### Records

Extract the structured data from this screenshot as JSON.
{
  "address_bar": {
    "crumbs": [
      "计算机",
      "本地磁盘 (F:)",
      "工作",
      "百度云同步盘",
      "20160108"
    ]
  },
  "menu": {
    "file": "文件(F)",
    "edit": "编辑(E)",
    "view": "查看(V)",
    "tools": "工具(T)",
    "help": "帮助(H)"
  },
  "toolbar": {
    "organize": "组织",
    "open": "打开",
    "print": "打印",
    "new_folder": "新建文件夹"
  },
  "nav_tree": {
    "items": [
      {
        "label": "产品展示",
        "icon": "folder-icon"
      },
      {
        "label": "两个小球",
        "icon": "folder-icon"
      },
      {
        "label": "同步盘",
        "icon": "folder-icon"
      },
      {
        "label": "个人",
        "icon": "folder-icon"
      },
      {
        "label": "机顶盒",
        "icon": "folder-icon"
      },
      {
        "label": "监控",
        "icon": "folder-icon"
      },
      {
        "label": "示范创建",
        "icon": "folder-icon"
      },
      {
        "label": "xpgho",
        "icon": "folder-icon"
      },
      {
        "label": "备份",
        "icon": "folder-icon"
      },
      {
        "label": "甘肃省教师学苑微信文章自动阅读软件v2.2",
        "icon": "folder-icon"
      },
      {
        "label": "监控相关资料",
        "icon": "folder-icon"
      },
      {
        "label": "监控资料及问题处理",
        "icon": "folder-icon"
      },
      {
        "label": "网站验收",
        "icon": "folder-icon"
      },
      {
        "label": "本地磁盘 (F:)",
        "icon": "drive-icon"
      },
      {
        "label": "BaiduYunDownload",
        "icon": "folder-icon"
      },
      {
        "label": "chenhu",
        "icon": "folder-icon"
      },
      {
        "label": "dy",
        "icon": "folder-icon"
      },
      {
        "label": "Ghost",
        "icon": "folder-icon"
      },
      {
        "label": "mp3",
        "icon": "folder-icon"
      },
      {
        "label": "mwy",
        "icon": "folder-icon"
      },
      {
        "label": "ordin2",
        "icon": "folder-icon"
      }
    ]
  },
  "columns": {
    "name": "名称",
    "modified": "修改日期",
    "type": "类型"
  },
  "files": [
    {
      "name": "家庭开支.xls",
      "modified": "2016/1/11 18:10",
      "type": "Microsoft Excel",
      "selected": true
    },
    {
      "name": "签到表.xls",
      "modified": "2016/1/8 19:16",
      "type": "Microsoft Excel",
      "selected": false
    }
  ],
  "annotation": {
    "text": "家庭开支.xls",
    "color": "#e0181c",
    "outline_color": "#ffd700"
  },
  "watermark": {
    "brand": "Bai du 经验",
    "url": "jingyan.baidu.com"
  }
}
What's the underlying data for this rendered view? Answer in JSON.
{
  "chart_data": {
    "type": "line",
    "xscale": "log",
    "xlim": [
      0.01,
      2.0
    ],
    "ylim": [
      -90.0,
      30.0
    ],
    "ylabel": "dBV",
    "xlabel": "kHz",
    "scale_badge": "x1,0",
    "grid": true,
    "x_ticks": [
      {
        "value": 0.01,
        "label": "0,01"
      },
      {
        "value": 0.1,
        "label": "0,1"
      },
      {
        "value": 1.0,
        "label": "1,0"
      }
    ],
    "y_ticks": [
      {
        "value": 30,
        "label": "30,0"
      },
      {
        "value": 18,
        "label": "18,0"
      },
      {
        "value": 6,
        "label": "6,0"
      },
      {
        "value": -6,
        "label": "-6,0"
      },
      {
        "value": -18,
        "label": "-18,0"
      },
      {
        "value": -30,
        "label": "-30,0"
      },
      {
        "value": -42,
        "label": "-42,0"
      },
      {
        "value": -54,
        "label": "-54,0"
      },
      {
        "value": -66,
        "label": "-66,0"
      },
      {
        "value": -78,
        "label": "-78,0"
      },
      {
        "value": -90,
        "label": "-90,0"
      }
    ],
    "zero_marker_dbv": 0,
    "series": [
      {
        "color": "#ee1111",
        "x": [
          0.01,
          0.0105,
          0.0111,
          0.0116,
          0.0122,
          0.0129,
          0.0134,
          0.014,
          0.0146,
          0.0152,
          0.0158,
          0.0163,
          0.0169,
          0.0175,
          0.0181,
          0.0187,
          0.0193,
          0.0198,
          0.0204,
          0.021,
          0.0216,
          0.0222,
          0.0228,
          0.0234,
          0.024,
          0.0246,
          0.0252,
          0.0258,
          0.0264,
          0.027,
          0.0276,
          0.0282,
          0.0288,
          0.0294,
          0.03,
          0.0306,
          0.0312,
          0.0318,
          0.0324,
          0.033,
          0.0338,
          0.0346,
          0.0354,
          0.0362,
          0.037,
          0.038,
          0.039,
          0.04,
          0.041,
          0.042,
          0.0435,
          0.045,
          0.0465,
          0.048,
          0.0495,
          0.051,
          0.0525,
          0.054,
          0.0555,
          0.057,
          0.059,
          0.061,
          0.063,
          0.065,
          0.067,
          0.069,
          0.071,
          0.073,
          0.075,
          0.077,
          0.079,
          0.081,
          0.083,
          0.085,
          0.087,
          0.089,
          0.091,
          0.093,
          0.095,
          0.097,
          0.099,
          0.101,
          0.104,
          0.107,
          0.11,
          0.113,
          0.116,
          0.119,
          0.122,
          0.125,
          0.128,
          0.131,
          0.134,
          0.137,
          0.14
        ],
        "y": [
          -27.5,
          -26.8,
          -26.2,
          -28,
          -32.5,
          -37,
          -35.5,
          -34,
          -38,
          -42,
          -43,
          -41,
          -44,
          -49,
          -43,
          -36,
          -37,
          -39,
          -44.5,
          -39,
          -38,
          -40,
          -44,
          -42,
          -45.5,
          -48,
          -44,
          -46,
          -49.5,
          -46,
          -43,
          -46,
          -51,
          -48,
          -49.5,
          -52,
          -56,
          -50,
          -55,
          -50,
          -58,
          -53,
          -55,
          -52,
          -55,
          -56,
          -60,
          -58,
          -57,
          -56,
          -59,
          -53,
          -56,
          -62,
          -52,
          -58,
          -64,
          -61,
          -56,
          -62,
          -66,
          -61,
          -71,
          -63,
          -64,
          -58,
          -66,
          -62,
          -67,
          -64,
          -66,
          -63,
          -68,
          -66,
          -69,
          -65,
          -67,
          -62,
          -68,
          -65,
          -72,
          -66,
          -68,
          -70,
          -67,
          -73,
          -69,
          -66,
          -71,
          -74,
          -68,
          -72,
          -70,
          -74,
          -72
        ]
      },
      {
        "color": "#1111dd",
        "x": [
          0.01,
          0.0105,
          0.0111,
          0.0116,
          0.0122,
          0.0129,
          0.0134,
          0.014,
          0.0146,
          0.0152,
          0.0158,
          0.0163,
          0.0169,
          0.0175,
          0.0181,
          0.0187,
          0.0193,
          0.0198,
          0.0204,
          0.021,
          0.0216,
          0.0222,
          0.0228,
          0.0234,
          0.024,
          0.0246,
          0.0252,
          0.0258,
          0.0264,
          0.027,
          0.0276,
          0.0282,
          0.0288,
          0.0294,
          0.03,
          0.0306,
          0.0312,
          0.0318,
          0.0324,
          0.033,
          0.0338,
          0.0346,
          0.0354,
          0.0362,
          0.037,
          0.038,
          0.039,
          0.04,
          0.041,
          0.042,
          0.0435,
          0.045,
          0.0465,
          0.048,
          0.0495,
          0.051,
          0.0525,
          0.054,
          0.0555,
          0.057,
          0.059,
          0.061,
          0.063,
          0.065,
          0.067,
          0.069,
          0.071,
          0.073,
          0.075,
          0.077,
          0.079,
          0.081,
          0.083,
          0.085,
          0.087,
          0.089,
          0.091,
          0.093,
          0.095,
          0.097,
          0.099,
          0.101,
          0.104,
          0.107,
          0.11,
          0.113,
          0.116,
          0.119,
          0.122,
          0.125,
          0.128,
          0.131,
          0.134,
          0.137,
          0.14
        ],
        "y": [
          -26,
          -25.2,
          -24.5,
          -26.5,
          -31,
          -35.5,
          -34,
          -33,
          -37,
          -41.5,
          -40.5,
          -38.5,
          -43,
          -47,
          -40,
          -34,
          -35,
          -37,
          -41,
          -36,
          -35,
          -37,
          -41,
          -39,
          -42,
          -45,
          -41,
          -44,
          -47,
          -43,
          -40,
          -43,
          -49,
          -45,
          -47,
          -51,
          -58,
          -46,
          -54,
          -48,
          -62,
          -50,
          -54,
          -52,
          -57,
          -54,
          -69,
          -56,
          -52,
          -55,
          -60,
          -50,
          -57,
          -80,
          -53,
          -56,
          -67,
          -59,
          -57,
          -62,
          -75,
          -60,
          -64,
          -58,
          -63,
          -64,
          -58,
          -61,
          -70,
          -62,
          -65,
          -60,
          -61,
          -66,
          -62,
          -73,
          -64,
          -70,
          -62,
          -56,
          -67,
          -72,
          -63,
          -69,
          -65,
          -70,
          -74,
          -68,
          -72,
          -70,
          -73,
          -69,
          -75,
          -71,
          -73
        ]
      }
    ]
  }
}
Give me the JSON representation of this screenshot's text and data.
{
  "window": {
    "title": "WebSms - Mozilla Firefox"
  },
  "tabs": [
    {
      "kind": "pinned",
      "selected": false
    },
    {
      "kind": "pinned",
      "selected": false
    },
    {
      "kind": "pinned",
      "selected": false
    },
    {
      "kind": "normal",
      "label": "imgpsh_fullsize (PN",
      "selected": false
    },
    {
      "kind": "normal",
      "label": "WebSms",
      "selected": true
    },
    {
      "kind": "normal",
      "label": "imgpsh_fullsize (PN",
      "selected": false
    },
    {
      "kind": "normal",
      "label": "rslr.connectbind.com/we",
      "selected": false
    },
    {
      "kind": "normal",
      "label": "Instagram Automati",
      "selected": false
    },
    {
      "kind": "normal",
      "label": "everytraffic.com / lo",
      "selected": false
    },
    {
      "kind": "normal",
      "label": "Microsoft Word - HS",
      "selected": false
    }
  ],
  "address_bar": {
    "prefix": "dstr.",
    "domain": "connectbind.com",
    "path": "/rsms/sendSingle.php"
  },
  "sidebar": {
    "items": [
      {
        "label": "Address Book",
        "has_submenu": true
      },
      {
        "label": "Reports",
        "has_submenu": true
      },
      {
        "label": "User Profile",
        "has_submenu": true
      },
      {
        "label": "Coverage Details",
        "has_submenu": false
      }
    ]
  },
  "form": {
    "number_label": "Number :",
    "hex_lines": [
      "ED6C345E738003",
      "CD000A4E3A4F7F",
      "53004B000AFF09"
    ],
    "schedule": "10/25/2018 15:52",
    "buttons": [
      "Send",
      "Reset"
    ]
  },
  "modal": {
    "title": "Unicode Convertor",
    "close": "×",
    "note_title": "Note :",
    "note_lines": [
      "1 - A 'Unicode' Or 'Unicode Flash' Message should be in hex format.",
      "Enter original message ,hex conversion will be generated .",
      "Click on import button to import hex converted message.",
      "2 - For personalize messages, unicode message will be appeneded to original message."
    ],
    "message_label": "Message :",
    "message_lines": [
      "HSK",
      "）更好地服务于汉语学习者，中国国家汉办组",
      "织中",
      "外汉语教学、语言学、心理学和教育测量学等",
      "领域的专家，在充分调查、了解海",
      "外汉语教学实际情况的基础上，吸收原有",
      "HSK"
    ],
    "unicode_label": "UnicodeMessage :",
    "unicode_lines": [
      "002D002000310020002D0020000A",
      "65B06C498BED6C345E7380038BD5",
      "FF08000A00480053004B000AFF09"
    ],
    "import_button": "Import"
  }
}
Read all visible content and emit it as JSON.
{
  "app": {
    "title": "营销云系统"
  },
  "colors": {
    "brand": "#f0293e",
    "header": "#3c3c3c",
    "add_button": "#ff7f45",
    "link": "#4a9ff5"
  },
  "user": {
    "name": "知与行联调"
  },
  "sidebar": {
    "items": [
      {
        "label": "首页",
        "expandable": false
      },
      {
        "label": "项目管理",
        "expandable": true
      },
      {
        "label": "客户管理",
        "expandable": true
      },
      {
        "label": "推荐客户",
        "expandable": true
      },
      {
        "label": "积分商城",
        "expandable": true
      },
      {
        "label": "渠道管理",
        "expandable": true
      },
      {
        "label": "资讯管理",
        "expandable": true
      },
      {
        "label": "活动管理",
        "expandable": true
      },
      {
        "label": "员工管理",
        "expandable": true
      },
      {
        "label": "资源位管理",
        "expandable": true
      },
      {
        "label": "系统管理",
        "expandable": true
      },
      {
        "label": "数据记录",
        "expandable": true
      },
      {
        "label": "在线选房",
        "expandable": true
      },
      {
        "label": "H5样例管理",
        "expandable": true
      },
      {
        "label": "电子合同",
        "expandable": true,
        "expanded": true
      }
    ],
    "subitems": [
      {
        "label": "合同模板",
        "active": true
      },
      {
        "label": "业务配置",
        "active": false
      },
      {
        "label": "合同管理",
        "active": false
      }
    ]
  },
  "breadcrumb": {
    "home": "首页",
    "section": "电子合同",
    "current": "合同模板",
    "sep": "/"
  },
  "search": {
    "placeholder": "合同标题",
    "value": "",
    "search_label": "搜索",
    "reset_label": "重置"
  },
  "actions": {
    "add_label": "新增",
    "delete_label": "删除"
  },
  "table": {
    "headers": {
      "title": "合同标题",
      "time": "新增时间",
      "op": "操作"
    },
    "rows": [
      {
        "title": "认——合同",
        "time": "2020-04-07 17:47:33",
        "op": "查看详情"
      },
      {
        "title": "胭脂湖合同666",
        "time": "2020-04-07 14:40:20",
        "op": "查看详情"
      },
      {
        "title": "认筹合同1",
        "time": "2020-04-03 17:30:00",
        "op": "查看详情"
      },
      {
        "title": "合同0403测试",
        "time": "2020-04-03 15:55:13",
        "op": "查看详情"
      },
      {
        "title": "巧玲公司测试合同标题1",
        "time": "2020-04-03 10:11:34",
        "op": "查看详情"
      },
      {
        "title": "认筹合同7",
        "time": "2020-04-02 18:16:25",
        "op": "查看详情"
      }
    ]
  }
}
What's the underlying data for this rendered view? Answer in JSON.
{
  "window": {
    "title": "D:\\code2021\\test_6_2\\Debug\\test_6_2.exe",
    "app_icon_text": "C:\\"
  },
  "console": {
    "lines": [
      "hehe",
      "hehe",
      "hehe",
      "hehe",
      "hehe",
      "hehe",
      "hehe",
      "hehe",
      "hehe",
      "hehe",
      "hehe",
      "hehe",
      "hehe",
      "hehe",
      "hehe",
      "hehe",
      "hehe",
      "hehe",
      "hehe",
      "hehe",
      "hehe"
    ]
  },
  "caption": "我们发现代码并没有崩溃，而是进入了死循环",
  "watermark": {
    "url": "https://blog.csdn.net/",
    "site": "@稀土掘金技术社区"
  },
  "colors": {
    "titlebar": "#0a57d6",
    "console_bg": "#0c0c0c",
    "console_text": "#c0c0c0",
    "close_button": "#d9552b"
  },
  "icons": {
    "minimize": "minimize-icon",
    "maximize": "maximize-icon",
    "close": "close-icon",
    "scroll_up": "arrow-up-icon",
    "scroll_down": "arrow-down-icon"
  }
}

### Requirements
What is the number of lines in this listing that contain the word "WebSms"? Answer with that number and nothing else.

### Response
2